▶ [Work to do]: Wherever "this" appears in a line, copy that line.
━━━ Dataset records
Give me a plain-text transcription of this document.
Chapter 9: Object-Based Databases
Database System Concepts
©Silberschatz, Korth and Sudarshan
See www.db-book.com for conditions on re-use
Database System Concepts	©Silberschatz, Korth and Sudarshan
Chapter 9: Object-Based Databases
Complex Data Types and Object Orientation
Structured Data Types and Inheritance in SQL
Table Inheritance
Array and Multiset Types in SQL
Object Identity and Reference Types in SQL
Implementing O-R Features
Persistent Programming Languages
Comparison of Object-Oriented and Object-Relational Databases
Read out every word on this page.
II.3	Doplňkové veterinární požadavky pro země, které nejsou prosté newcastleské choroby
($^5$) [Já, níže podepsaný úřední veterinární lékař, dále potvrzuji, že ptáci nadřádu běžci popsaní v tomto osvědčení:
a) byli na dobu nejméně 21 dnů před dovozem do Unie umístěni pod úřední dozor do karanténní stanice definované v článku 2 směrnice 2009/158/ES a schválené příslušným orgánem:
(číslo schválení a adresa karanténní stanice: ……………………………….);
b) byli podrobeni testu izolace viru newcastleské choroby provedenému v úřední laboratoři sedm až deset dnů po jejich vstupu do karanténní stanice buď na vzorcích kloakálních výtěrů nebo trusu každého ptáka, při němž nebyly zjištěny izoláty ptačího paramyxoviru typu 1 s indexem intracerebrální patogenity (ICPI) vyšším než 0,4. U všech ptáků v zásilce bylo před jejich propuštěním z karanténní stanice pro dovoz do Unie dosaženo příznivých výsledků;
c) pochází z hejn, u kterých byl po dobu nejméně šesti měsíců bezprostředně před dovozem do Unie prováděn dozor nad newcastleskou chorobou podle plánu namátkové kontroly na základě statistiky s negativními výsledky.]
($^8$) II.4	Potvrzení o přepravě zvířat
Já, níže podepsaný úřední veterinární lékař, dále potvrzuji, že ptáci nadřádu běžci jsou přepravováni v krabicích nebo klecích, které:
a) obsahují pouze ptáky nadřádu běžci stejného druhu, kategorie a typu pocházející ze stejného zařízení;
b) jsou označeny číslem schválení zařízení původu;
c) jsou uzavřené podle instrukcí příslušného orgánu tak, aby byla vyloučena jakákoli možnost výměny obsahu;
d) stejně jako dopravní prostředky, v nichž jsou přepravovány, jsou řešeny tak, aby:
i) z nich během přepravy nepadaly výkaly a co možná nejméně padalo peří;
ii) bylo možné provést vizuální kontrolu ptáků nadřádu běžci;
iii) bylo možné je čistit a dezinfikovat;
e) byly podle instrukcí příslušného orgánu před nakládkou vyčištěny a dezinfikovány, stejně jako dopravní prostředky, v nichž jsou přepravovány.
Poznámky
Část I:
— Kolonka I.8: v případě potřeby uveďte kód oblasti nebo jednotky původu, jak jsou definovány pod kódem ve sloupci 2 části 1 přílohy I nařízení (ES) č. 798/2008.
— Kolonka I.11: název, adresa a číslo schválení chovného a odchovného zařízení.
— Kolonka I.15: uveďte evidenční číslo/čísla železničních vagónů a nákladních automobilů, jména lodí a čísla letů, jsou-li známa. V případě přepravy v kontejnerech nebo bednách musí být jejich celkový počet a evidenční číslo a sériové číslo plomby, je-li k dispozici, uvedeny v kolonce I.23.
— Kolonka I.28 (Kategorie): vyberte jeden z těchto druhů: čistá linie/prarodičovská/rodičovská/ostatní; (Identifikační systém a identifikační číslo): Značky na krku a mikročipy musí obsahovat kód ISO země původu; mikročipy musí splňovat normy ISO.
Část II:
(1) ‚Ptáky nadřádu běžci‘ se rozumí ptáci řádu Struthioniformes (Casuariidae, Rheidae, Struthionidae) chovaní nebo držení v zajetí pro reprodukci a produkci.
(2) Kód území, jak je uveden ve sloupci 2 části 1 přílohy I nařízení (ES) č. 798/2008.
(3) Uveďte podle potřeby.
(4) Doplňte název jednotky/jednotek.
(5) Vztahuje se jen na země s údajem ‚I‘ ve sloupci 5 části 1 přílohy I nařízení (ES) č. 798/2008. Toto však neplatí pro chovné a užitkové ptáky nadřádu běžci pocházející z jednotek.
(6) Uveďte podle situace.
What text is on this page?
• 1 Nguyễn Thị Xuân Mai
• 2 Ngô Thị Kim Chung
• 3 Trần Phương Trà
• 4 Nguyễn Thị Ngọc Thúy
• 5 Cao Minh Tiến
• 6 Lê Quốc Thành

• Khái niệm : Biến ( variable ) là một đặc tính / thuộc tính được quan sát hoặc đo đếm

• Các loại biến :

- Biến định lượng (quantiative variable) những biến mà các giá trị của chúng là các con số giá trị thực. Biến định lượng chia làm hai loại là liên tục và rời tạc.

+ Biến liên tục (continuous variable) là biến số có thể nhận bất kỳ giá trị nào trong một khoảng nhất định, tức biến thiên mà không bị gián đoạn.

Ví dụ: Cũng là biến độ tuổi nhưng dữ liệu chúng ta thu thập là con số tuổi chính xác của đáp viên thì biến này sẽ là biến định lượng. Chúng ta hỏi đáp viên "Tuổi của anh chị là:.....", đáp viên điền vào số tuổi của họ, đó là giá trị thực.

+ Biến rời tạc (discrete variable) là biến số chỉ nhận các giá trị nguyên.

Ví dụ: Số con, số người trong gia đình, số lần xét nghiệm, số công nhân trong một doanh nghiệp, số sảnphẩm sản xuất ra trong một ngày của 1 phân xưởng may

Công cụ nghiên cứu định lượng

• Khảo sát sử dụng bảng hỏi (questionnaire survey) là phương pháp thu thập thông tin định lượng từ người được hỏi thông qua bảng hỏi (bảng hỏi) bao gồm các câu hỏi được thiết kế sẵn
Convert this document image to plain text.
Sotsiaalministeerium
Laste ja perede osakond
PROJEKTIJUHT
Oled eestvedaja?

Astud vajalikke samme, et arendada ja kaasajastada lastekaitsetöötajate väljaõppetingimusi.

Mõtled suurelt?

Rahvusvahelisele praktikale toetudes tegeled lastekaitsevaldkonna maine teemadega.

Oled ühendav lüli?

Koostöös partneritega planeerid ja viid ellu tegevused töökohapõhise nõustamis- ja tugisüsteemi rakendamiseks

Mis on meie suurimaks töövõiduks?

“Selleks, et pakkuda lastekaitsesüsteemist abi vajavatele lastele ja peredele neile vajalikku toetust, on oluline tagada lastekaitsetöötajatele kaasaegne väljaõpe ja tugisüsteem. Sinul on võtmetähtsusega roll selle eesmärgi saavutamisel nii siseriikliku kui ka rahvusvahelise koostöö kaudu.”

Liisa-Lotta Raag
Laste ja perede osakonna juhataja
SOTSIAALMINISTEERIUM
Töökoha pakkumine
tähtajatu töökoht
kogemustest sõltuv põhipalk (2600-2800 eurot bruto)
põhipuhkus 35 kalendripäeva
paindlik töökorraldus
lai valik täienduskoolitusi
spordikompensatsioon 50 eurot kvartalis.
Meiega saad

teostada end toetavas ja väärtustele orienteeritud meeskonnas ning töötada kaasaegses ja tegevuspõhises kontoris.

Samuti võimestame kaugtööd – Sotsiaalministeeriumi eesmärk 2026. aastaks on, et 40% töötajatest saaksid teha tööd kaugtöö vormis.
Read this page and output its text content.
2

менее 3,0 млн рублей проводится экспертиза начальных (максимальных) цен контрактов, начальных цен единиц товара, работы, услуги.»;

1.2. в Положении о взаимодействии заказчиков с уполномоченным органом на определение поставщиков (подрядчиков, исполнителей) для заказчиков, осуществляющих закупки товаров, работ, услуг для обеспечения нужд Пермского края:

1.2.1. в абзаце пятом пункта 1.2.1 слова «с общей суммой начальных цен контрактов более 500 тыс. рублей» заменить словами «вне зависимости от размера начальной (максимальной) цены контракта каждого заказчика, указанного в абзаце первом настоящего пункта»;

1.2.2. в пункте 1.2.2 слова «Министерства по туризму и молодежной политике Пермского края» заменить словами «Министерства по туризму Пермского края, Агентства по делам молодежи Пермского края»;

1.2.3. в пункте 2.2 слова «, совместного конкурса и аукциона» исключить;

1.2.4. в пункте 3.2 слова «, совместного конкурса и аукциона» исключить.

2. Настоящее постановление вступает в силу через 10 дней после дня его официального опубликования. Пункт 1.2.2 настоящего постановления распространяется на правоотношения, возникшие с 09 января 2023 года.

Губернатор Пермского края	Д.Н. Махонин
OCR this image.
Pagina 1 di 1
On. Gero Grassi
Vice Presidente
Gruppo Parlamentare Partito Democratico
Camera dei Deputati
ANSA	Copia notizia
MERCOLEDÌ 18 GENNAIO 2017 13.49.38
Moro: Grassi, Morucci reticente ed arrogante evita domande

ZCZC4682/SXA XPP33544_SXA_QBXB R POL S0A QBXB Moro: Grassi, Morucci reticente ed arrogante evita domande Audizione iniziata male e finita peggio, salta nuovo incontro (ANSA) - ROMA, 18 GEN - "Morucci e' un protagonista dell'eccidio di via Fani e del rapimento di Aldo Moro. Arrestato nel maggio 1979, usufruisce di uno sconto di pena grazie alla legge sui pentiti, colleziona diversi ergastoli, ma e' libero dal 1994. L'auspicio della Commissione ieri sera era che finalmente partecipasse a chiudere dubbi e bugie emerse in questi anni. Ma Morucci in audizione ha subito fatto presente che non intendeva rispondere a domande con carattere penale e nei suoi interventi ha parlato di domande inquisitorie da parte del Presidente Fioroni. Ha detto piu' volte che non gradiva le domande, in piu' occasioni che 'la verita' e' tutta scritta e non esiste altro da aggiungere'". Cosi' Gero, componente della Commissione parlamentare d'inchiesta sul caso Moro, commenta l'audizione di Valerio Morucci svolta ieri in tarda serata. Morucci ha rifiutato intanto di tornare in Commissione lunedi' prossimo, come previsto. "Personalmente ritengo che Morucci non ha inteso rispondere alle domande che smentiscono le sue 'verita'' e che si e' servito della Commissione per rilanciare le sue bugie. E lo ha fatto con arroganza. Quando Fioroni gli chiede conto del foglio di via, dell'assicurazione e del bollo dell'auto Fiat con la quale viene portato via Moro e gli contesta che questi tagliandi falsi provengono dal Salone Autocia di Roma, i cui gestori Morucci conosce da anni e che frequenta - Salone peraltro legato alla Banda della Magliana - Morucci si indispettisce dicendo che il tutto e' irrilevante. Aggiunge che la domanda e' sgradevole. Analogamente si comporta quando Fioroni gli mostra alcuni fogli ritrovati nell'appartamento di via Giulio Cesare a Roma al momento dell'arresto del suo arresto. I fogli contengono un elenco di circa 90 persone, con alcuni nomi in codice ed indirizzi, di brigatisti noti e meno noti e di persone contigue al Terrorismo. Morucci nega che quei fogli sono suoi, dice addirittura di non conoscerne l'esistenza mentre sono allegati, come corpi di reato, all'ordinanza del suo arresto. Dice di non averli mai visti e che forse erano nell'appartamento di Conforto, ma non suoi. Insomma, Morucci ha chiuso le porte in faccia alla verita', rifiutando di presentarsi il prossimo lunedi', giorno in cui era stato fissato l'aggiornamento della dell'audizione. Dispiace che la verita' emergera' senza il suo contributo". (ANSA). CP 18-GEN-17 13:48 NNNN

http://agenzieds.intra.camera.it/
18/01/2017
━━━━━━
▶ [Final result]:
Give me a plain-text transcription of this document.
Read out every word on this page.
What text is on this page?
Convert this document image to plain text.
Read this page and output its text content.
OCR this image.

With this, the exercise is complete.